Reproduce the records below exactly, leaving out any pictures.

-- Records for this task start --

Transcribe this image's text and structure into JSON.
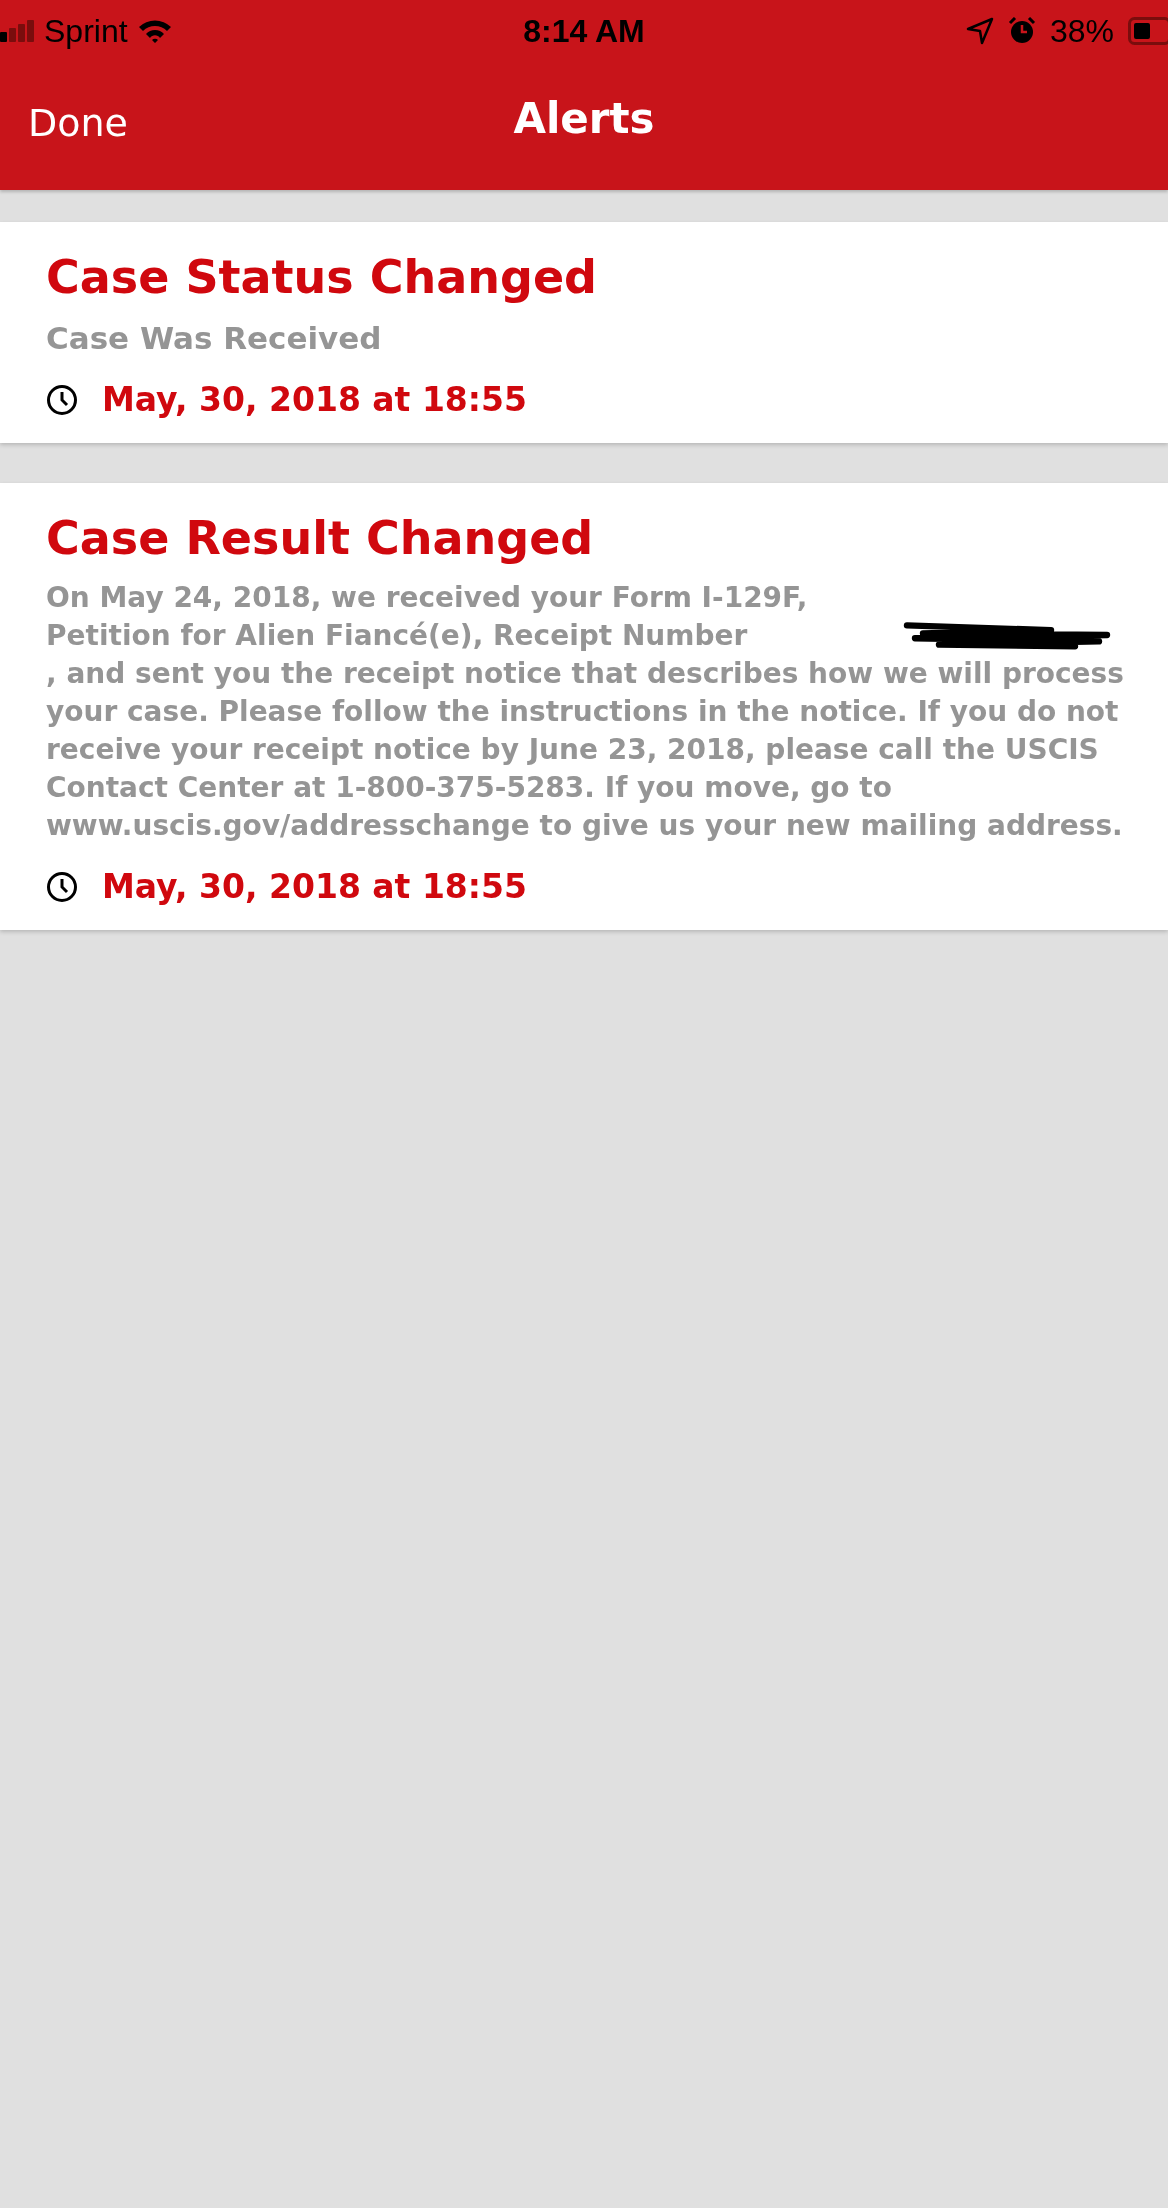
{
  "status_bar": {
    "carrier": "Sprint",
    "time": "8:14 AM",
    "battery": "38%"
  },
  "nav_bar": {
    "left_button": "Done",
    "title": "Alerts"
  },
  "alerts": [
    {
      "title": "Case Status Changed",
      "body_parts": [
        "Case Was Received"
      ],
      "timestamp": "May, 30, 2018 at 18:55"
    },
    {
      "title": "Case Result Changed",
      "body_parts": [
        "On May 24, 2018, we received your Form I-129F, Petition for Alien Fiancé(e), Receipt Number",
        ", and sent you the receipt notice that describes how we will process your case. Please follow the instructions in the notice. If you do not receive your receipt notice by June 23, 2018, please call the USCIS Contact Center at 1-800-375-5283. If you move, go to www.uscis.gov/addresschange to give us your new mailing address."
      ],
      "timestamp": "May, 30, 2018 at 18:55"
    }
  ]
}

-- Records for this task end --

Expected answer:
Transcribe this image's text and structure into JSON.
{
  "status_bar": {
    "carrier": "Sprint",
    "time": "8:14 AM",
    "battery": "38%"
  },
  "nav_bar": {
    "left_button": "Done",
    "title": "Alerts"
  },
  "alerts": [
    {
      "title": "Case Status Changed",
      "body_parts": [
        "Case Was Received"
      ],
      "timestamp": "May, 30, 2018 at 18:55"
    },
    {
      "title": "Case Result Changed",
      "body_parts": [
        "On May 24, 2018, we received your Form I-129F, Petition for Alien Fiancé(e), Receipt Number",
        ", and sent you the receipt notice that describes how we will process your case. Please follow the instructions in the notice. If you do not receive your receipt notice by June 23, 2018, please call the USCIS Contact Center at 1-800-375-5283. If you move, go to www.uscis.gov/addresschange to give us your new mailing address."
      ],
      "timestamp": "May, 30, 2018 at 18:55"
    }
  ]
}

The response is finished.